● **The exercise**
Among the entries below, count the lines where the string "this" occurs, and give only the number.
-- Start Data to process --
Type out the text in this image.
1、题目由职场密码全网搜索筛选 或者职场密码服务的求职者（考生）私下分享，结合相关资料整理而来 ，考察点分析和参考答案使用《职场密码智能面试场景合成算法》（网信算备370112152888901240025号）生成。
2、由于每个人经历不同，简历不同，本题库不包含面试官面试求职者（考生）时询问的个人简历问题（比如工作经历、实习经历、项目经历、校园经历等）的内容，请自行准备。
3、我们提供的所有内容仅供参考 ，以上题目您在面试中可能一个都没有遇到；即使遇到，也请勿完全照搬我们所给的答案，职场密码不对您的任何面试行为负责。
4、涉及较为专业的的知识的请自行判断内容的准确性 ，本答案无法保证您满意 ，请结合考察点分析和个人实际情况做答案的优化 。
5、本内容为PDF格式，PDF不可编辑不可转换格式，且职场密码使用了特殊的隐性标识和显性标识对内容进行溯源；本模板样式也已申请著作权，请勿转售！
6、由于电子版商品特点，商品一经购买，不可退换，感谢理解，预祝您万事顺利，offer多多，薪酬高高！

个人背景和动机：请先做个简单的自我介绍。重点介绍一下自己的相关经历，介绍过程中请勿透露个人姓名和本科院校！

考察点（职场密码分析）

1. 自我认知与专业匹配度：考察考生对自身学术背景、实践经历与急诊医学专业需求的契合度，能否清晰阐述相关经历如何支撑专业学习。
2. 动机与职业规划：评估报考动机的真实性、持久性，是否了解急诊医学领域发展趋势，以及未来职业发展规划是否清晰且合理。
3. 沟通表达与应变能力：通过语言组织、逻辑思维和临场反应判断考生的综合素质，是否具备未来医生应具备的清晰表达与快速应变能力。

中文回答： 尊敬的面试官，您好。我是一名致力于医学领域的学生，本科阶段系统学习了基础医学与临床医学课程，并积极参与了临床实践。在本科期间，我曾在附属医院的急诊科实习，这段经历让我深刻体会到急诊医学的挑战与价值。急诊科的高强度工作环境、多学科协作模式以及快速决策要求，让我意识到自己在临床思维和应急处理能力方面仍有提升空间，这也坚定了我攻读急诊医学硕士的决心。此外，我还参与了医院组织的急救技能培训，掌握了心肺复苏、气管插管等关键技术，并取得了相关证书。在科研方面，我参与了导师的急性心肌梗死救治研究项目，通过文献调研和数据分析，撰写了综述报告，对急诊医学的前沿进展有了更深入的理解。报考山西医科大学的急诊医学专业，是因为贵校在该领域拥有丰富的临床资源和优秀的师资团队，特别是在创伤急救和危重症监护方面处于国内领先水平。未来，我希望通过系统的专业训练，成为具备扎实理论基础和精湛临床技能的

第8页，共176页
-- End Data to process --
-- Start Data to process --
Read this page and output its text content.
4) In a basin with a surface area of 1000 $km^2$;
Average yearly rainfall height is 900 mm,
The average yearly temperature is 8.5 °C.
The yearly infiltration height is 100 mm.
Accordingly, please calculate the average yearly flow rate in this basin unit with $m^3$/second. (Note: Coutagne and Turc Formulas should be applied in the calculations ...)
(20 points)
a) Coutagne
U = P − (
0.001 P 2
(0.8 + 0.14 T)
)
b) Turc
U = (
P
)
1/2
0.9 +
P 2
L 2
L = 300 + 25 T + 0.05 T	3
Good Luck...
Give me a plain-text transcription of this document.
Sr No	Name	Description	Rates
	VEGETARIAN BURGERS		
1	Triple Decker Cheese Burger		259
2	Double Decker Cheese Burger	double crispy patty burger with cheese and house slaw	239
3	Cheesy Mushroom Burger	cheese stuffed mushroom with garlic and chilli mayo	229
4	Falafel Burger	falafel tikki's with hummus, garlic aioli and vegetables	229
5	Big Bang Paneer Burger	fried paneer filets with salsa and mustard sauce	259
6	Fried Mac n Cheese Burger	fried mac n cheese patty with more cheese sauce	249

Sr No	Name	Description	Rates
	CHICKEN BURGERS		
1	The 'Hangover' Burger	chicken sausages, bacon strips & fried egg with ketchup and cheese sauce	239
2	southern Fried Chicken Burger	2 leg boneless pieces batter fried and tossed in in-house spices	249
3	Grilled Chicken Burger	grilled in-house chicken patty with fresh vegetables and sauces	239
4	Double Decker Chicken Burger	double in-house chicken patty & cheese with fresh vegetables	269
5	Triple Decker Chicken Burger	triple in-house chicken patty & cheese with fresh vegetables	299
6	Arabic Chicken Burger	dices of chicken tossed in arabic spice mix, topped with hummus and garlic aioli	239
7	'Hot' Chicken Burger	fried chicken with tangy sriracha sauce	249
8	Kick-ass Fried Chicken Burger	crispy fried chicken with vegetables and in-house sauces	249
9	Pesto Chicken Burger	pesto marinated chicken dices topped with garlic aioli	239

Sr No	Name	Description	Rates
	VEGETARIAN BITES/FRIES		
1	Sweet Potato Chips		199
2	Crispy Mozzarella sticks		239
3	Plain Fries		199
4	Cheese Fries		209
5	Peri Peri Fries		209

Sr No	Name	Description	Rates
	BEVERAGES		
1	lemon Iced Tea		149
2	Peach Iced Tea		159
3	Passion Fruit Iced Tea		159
-- End Data to process --
-- Start Data to process --
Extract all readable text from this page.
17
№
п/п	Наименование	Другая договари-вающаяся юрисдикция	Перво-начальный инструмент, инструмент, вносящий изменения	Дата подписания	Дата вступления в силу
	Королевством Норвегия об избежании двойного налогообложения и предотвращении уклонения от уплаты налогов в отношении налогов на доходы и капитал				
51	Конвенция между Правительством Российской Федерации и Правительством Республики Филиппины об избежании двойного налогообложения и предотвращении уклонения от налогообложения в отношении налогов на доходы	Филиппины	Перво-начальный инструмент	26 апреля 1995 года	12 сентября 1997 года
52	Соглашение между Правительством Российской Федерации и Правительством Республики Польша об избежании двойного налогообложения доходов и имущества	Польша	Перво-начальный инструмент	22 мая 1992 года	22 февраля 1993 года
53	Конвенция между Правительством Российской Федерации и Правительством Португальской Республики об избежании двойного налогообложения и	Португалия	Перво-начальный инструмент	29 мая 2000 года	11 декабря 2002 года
-- End Data to process --
● **Expected answer**
5